* What to do *
Read the entries below and pull out each line with the string "fährt".

____

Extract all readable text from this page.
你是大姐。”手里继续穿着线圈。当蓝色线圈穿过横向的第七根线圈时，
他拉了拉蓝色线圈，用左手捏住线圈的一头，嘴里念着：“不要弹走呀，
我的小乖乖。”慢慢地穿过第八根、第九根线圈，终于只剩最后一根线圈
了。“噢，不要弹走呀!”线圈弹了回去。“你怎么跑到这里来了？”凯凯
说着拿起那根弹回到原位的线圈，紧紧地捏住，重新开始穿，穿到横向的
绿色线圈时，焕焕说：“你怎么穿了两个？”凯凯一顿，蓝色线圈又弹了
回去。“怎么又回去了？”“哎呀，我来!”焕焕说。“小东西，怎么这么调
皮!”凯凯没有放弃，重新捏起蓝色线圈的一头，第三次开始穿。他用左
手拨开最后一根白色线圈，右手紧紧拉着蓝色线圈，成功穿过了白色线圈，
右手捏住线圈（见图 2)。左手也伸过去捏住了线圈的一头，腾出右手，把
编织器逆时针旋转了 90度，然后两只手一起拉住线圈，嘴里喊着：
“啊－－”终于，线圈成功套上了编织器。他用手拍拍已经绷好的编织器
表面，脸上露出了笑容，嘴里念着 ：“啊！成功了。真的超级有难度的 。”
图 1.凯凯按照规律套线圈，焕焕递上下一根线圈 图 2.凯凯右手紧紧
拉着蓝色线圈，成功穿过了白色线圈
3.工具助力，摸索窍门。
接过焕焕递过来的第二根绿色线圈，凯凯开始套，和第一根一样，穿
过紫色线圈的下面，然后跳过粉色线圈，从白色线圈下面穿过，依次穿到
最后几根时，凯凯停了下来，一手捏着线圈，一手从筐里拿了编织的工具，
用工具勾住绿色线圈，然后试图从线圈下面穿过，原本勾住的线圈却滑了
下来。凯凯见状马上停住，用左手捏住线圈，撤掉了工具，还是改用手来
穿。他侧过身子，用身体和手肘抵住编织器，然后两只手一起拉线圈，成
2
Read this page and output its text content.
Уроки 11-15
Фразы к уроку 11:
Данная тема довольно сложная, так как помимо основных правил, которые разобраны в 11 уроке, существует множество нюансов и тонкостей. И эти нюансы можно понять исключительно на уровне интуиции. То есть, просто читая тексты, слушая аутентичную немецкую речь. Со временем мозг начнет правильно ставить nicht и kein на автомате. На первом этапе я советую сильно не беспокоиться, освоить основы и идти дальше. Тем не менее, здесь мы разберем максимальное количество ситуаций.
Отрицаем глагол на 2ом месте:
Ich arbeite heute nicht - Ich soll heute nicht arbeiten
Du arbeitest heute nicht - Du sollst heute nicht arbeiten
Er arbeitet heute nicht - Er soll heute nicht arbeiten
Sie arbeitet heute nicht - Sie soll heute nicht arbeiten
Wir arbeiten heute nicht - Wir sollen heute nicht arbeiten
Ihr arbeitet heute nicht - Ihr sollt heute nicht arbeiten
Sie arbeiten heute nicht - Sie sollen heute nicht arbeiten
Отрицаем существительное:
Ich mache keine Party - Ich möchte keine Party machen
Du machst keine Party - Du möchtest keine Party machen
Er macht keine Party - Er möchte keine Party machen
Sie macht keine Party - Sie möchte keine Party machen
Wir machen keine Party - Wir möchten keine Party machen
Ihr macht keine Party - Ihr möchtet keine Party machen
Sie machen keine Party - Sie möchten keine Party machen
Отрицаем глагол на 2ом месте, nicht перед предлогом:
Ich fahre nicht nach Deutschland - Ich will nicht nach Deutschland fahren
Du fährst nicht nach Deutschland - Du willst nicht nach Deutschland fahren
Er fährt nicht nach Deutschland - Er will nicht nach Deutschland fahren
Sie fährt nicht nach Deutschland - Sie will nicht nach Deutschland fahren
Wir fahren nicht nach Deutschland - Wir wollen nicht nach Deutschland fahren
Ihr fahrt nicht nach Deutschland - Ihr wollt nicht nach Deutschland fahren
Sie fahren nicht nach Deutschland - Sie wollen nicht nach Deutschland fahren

____

* Finished answer *
Er fährt nicht nach Deutschland - Er will nicht nach Deutschland fahren
Sie fährt nicht nach Deutschland - Sie will nicht nach Deutschland fahren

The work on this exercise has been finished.